SHORT EXERCISE | Gather each line of the records that contains the string "marker".

EXERCISE INPUT |
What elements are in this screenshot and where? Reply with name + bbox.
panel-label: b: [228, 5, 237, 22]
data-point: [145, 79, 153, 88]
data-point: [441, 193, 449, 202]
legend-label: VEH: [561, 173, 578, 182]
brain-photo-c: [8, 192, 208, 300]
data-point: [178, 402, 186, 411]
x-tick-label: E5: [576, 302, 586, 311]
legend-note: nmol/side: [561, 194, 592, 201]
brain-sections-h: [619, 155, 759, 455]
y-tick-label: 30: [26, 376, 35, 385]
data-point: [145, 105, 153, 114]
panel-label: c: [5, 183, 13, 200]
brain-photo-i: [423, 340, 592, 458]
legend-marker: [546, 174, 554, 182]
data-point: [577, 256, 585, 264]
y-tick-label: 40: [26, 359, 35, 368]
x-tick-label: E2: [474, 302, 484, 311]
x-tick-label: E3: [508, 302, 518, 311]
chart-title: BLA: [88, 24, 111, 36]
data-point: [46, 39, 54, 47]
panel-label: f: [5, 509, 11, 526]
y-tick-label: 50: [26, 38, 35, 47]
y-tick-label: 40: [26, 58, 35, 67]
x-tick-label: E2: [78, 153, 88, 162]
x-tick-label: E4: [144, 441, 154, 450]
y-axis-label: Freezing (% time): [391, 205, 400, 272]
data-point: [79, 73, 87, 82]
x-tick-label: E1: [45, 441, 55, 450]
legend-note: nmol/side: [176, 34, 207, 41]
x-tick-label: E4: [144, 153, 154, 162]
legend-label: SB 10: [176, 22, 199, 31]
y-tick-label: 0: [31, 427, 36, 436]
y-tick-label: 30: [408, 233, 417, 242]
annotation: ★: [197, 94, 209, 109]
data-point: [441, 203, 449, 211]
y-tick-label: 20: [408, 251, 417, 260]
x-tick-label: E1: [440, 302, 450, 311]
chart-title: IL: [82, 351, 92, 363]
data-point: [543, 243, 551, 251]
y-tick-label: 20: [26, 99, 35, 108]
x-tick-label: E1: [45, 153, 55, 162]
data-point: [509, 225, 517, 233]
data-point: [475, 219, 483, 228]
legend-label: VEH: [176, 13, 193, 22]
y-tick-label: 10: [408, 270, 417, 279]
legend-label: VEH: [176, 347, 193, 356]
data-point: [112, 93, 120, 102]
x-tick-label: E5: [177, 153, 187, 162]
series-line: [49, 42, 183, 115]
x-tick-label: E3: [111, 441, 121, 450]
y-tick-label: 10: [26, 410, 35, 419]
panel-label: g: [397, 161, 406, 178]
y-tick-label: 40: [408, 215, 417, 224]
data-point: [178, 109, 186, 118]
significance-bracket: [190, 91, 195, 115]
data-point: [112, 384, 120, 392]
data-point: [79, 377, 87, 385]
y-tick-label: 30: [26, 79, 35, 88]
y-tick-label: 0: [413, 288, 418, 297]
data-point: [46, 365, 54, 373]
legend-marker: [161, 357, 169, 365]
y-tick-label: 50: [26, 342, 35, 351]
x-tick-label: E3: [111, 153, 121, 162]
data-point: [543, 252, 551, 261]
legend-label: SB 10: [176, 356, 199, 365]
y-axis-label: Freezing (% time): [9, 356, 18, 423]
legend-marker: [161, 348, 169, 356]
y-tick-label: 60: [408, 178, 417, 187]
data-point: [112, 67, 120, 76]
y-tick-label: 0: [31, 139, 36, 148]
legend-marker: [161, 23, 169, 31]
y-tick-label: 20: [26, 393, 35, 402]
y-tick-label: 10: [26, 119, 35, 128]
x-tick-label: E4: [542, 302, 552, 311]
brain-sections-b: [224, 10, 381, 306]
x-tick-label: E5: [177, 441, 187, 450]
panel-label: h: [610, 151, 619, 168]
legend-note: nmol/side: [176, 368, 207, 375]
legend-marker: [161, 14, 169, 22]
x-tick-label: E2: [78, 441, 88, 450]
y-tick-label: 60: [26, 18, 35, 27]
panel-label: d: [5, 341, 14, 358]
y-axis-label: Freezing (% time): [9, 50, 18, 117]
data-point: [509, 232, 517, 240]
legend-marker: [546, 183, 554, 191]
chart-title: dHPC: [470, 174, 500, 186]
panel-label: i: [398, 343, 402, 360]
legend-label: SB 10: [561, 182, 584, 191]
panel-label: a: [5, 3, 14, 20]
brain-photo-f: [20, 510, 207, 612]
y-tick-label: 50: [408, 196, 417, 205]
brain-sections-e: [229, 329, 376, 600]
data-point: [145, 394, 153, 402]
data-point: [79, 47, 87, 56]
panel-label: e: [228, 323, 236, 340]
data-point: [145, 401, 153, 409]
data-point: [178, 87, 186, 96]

RESPONSE |
legend-marker: [546, 174, 554, 182]
legend-marker: [161, 357, 169, 365]
legend-marker: [161, 348, 169, 356]
legend-marker: [161, 23, 169, 31]
legend-marker: [161, 14, 169, 22]
legend-marker: [546, 183, 554, 191]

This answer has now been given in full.